(Entries from a visual dataset)
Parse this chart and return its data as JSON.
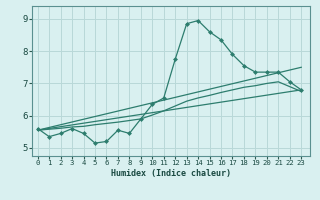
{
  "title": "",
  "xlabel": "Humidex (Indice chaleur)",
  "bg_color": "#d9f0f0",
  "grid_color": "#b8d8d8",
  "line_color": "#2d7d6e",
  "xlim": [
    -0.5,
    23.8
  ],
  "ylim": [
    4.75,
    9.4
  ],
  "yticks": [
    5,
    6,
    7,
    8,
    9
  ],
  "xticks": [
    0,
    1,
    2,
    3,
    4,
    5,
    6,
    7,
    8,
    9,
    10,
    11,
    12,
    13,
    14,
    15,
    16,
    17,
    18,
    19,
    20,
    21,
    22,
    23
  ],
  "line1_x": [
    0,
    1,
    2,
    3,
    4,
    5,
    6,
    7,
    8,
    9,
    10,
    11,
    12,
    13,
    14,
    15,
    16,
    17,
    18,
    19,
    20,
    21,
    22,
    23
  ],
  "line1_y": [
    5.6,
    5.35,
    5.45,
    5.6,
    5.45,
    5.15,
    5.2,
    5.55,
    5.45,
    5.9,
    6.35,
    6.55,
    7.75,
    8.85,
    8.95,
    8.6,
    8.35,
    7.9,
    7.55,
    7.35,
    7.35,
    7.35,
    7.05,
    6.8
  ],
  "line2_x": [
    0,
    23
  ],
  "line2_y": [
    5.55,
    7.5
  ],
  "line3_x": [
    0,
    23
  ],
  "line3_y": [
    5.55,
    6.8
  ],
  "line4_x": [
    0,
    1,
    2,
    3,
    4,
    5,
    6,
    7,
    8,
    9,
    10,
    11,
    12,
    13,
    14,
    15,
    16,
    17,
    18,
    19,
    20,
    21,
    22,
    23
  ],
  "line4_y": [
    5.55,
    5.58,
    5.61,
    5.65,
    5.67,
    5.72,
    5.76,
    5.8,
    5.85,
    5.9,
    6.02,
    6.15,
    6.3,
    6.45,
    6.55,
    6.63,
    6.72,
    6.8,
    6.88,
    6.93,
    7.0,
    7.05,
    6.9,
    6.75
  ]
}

Short task →
The listing above needs to be output again exactly. Don't include the pictures.

Finished task →
Parse this chart and return its data as JSON.
{
  "title": "",
  "xlabel": "Humidex (Indice chaleur)",
  "bg_color": "#d9f0f0",
  "grid_color": "#b8d8d8",
  "line_color": "#2d7d6e",
  "xlim": [
    -0.5,
    23.8
  ],
  "ylim": [
    4.75,
    9.4
  ],
  "yticks": [
    5,
    6,
    7,
    8,
    9
  ],
  "xticks": [
    0,
    1,
    2,
    3,
    4,
    5,
    6,
    7,
    8,
    9,
    10,
    11,
    12,
    13,
    14,
    15,
    16,
    17,
    18,
    19,
    20,
    21,
    22,
    23
  ],
  "line1_x": [
    0,
    1,
    2,
    3,
    4,
    5,
    6,
    7,
    8,
    9,
    10,
    11,
    12,
    13,
    14,
    15,
    16,
    17,
    18,
    19,
    20,
    21,
    22,
    23
  ],
  "line1_y": [
    5.6,
    5.35,
    5.45,
    5.6,
    5.45,
    5.15,
    5.2,
    5.55,
    5.45,
    5.9,
    6.35,
    6.55,
    7.75,
    8.85,
    8.95,
    8.6,
    8.35,
    7.9,
    7.55,
    7.35,
    7.35,
    7.35,
    7.05,
    6.8
  ],
  "line2_x": [
    0,
    23
  ],
  "line2_y": [
    5.55,
    7.5
  ],
  "line3_x": [
    0,
    23
  ],
  "line3_y": [
    5.55,
    6.8
  ],
  "line4_x": [
    0,
    1,
    2,
    3,
    4,
    5,
    6,
    7,
    8,
    9,
    10,
    11,
    12,
    13,
    14,
    15,
    16,
    17,
    18,
    19,
    20,
    21,
    22,
    23
  ],
  "line4_y": [
    5.55,
    5.58,
    5.61,
    5.65,
    5.67,
    5.72,
    5.76,
    5.8,
    5.85,
    5.9,
    6.02,
    6.15,
    6.3,
    6.45,
    6.55,
    6.63,
    6.72,
    6.8,
    6.88,
    6.93,
    7.0,
    7.05,
    6.9,
    6.75
  ]
}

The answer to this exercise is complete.